TASK OBJECTIVE:
Work out the number of lines with the word "description" in the material below, then reply with that number only.

Dataset entries
────────────────────

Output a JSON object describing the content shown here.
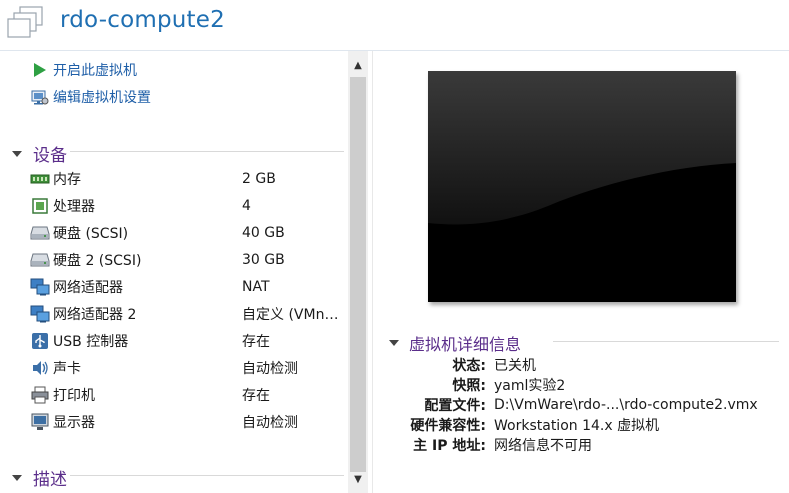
{
  "header": {
    "title": "rdo-compute2"
  },
  "actions": [
    {
      "label": "开启此虚拟机",
      "icon": "play-icon"
    },
    {
      "label": "编辑虚拟机设置",
      "icon": "edit-settings-icon"
    }
  ],
  "devices": {
    "title": "设备",
    "items": [
      {
        "name": "内存",
        "value": "2 GB",
        "icon": "memory-icon"
      },
      {
        "name": "处理器",
        "value": "4",
        "icon": "processor-icon"
      },
      {
        "name": "硬盘 (SCSI)",
        "value": "40 GB",
        "icon": "hard-disk-icon"
      },
      {
        "name": "硬盘 2 (SCSI)",
        "value": "30 GB",
        "icon": "hard-disk-icon"
      },
      {
        "name": "网络适配器",
        "value": "NAT",
        "icon": "network-adapter-icon"
      },
      {
        "name": "网络适配器 2",
        "value": "自定义 (VMn…",
        "icon": "network-adapter-icon"
      },
      {
        "name": "USB 控制器",
        "value": "存在",
        "icon": "usb-icon"
      },
      {
        "name": "声卡",
        "value": "自动检测",
        "icon": "sound-icon"
      },
      {
        "name": "打印机",
        "value": "存在",
        "icon": "printer-icon"
      },
      {
        "name": "显示器",
        "value": "自动检测",
        "icon": "display-icon"
      }
    ]
  },
  "description": {
    "title": "描述"
  },
  "details": {
    "title": "虚拟机详细信息",
    "rows": [
      {
        "label": "状态:",
        "value": "已关机"
      },
      {
        "label": "快照:",
        "value": "yaml实验2"
      },
      {
        "label": "配置文件:",
        "value": "D:\\VmWare\\rdo-...\\rdo-compute2.vmx"
      },
      {
        "label": "硬件兼容性:",
        "value": "Workstation 14.x 虚拟机"
      },
      {
        "label": "主 IP 地址:",
        "value": "网络信息不可用"
      }
    ]
  },
  "colors": {
    "title": "#1f6fb2",
    "section": "#5a2d8a",
    "link": "#1f5fa8",
    "play_green": "#2ea043"
  }
}
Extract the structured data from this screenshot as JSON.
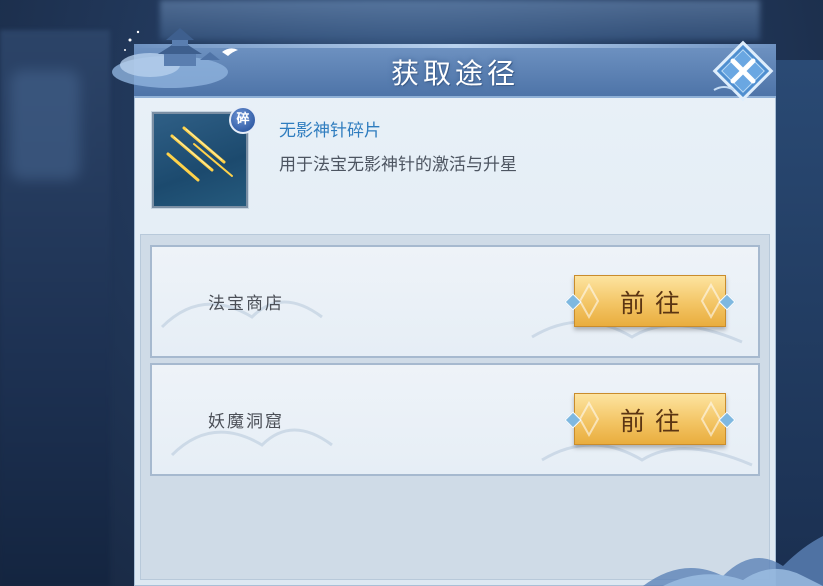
{
  "dialog": {
    "title": "获取途径"
  },
  "item": {
    "badge": "碎",
    "name": "无影神针碎片",
    "description": "用于法宝无影神针的激活与升星",
    "icon": "golden-needles-icon"
  },
  "sources": [
    {
      "label": "法宝商店",
      "button_label": "前往"
    },
    {
      "label": "妖魔洞窟",
      "button_label": "前往"
    }
  ],
  "colors": {
    "title_bar": "#5a80b4",
    "item_name": "#2f7dbf",
    "button_gold": "#f3c565",
    "button_text": "#5b3513"
  }
}
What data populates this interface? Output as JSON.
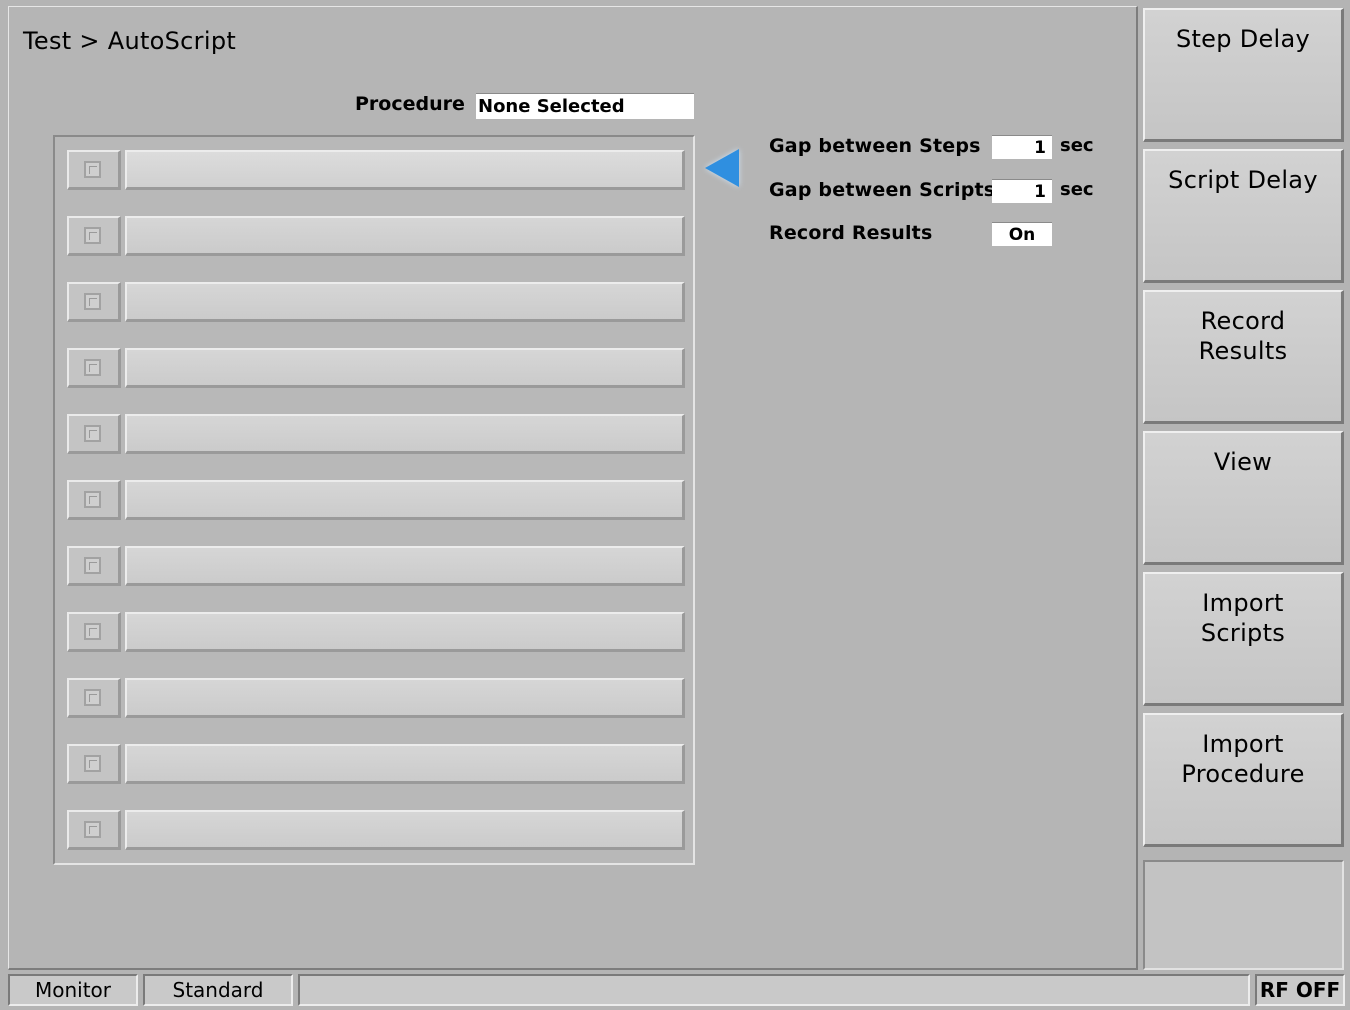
{
  "header": {
    "breadcrumb": "Test > AutoScript"
  },
  "procedure": {
    "label": "Procedure",
    "value": "None Selected"
  },
  "script_list": {
    "rows": [
      "",
      "",
      "",
      "",
      "",
      "",
      "",
      "",
      "",
      "",
      ""
    ]
  },
  "settings": {
    "gap_steps": {
      "label": "Gap between Steps",
      "value": "1",
      "unit": "sec"
    },
    "gap_scripts": {
      "label": "Gap between Scripts",
      "value": "1",
      "unit": "sec"
    },
    "record_results": {
      "label": "Record Results",
      "value": "On"
    }
  },
  "softkeys": [
    {
      "line1": "Step Delay",
      "line2": ""
    },
    {
      "line1": "Script Delay",
      "line2": ""
    },
    {
      "line1": "Record",
      "line2": "Results"
    },
    {
      "line1": "View",
      "line2": ""
    },
    {
      "line1": "Import",
      "line2": "Scripts"
    },
    {
      "line1": "Import",
      "line2": "Procedure"
    }
  ],
  "statusbar": {
    "mode": "Monitor",
    "standard": "Standard",
    "message": "",
    "rf": "RF OFF"
  },
  "colors": {
    "background": "#b4b4b4",
    "selection_arrow": "#2f8fe0",
    "field_bg": "#ffffff"
  },
  "icons": {
    "selection_arrow": "left-pointing-triangle-icon",
    "row_checkbox": "checkbox-icon"
  }
}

────────────────────

OUTPUT OF THE TASK:
2